Listed records:
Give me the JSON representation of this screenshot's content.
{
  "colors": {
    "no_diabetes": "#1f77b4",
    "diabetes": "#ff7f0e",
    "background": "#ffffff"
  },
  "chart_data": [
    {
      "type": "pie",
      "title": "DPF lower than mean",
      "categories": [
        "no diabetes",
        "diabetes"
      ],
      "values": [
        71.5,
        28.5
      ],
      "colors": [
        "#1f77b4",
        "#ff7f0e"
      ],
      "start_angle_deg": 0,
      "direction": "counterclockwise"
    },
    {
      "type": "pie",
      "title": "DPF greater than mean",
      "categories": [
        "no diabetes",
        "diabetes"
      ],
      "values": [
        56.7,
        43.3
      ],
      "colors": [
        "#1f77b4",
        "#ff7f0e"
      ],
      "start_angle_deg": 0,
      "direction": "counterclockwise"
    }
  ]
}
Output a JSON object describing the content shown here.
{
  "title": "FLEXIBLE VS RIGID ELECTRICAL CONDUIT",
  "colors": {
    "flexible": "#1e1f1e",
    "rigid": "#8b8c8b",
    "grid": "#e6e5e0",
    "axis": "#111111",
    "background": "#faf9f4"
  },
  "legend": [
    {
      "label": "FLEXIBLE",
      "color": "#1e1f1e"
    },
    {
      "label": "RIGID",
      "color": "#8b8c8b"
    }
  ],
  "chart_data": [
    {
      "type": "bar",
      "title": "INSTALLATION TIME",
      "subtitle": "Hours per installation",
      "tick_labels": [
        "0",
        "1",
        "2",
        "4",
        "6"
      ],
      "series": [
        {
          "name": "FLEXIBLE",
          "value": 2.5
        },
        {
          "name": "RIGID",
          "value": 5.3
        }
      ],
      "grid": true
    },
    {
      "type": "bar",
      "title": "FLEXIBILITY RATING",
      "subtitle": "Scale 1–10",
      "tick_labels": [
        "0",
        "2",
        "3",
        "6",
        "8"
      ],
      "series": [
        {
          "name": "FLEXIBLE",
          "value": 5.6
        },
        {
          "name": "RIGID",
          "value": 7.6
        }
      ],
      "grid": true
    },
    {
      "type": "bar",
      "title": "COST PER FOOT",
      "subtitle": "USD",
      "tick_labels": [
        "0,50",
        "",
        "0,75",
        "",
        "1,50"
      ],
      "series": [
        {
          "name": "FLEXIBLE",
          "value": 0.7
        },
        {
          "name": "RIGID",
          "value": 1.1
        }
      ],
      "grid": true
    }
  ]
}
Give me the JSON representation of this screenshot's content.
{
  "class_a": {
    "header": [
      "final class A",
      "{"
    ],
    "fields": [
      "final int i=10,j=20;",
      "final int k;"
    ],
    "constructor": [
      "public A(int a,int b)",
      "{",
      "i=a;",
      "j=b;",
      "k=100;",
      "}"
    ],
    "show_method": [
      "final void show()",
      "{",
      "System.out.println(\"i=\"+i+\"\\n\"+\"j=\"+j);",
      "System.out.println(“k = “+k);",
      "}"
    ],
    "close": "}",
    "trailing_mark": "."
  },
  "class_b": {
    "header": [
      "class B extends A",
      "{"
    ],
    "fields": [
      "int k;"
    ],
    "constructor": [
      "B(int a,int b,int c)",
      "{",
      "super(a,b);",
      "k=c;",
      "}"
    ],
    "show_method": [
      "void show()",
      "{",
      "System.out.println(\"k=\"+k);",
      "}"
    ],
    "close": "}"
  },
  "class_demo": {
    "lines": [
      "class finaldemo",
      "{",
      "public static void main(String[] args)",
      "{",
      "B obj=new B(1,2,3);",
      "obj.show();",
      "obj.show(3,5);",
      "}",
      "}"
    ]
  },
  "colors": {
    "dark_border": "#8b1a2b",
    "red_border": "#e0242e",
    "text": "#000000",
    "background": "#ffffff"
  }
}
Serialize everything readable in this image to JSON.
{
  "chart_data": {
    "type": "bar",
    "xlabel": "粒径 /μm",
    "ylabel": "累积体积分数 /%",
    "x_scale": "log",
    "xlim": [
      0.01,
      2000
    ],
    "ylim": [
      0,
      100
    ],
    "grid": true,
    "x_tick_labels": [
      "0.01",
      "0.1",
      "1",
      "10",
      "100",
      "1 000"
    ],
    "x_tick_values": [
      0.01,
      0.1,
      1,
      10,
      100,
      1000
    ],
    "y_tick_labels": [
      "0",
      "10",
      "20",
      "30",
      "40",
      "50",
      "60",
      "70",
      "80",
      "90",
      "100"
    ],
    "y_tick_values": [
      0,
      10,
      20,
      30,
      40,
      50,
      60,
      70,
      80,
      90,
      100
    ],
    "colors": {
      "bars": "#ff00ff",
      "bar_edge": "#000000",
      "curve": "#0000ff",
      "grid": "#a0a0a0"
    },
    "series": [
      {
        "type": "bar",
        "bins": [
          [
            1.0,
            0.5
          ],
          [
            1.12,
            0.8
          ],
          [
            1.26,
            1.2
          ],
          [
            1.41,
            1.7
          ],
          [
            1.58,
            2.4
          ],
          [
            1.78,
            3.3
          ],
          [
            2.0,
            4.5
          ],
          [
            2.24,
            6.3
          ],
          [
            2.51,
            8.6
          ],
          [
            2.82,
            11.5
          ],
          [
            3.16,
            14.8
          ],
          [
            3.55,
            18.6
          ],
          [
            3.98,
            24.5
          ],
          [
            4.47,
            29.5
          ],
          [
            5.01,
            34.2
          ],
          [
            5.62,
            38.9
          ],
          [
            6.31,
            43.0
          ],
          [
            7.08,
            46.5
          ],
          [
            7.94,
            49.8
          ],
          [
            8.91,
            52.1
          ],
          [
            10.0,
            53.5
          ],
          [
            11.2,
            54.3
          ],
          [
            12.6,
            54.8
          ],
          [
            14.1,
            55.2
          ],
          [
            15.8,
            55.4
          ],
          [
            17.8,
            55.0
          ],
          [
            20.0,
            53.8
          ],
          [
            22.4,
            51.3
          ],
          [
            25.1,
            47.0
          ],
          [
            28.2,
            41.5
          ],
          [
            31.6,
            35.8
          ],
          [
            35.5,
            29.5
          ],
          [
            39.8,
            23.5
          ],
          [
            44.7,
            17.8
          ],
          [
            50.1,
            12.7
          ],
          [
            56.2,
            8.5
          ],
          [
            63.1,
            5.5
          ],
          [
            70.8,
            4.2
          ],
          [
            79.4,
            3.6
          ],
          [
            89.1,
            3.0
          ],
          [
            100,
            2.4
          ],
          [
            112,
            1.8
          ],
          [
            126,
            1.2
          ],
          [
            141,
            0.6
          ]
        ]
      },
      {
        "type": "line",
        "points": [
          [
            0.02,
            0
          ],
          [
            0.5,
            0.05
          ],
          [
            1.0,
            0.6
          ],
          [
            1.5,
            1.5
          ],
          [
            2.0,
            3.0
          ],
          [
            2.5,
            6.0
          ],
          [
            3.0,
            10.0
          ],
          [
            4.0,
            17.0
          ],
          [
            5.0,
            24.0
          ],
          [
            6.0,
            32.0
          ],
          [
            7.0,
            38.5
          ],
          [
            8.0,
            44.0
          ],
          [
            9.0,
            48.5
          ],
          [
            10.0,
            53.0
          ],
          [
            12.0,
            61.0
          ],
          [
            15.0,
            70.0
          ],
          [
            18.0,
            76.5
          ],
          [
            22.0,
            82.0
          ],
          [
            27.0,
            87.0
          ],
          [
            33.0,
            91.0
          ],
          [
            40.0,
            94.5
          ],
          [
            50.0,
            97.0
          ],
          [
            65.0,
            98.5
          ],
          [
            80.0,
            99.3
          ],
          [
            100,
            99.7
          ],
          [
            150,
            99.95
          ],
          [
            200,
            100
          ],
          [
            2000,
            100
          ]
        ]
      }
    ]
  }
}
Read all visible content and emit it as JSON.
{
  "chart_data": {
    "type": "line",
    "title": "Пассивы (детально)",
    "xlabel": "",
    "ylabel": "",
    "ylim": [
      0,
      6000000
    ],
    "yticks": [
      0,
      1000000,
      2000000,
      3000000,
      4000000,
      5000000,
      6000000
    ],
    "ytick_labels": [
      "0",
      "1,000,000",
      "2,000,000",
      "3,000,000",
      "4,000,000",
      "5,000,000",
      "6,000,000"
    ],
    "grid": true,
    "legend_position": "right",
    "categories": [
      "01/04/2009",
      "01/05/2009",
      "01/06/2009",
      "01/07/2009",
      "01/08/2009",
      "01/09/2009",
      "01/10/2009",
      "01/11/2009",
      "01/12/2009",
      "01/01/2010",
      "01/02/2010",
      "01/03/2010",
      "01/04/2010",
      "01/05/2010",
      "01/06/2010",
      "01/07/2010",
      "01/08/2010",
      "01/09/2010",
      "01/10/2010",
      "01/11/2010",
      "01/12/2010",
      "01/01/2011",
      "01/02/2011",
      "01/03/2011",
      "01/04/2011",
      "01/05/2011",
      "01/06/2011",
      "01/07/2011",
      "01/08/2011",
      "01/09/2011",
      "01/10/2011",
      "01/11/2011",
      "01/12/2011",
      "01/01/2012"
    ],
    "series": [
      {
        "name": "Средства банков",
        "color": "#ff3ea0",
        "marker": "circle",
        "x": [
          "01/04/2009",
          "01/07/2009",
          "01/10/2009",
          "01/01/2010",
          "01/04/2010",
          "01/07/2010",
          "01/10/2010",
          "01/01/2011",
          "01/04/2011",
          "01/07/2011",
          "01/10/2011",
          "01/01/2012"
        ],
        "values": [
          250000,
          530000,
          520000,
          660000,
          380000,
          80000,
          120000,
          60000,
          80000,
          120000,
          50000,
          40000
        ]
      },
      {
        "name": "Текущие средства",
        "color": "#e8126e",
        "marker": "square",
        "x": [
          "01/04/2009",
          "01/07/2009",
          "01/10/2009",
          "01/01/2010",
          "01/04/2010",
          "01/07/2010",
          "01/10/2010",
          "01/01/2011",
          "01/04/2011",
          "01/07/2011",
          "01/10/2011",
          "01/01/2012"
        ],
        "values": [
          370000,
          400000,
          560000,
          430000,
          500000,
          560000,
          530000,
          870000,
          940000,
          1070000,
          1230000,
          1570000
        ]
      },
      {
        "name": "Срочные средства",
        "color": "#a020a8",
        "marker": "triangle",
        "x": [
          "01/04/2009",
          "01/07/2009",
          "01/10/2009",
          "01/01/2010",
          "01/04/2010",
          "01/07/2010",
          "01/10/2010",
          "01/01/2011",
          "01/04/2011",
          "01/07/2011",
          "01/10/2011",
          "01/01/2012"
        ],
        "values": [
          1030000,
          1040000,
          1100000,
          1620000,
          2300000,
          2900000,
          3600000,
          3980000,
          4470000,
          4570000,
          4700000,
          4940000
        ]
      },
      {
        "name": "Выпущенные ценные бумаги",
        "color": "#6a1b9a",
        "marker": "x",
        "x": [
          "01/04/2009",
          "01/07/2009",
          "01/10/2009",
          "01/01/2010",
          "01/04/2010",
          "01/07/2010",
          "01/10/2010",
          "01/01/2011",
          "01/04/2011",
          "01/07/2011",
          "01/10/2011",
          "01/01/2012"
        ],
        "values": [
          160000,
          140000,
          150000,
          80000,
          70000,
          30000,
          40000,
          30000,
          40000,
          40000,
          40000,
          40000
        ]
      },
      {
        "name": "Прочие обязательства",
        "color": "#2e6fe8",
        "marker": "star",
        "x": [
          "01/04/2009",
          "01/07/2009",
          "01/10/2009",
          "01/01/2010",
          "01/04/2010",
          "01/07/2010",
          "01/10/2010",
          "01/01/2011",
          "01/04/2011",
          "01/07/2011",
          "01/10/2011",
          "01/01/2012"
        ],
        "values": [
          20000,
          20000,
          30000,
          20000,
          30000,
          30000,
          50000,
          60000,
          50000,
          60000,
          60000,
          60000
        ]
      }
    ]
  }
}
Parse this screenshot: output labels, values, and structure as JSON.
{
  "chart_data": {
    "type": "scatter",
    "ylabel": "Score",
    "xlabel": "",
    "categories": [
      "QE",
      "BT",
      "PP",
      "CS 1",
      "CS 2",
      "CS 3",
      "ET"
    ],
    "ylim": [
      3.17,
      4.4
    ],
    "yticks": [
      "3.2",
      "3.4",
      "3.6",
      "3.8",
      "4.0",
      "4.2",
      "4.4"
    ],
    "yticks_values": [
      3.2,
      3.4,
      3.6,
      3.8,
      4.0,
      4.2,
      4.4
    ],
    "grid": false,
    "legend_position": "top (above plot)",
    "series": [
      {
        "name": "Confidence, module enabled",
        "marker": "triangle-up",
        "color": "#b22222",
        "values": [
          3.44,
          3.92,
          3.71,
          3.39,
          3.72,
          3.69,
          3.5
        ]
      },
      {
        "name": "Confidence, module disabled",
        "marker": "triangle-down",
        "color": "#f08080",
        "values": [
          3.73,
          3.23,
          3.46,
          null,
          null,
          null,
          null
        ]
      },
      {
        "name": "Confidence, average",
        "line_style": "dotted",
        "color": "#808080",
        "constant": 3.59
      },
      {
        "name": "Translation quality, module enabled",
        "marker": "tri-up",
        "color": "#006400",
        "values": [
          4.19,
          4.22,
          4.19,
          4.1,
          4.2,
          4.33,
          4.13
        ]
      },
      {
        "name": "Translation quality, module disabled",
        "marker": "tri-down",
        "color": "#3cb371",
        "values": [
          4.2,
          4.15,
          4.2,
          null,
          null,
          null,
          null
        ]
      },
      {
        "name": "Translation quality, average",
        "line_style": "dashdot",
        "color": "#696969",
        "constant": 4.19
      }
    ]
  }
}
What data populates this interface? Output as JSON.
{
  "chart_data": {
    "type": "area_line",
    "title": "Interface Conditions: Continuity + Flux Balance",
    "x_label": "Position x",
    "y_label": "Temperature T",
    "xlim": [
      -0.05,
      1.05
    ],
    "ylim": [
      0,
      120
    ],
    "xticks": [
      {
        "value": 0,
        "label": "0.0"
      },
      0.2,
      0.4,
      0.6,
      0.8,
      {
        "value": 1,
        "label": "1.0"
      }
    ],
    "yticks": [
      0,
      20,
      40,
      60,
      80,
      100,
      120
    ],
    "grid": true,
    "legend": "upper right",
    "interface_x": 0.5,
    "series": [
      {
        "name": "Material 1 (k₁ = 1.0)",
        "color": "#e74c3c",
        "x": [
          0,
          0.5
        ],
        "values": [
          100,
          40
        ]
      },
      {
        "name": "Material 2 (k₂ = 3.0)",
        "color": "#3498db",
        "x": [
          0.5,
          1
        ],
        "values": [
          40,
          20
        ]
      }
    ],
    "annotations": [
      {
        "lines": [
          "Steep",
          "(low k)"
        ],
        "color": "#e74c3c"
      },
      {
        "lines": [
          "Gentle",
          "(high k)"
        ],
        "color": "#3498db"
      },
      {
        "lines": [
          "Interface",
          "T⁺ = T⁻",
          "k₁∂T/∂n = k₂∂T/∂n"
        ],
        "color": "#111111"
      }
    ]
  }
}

Direction: Copy out every line of the listing that includes the string "type".

Correct output:
      "type": "pie",
      "type": "pie",
      "type": "bar",
      "type": "bar",
      "type": "bar",
    "type": "bar",
        "type": "bar",
        "type": "line",
    "type": "line",
    "type": "scatter",
    "type": "area_line",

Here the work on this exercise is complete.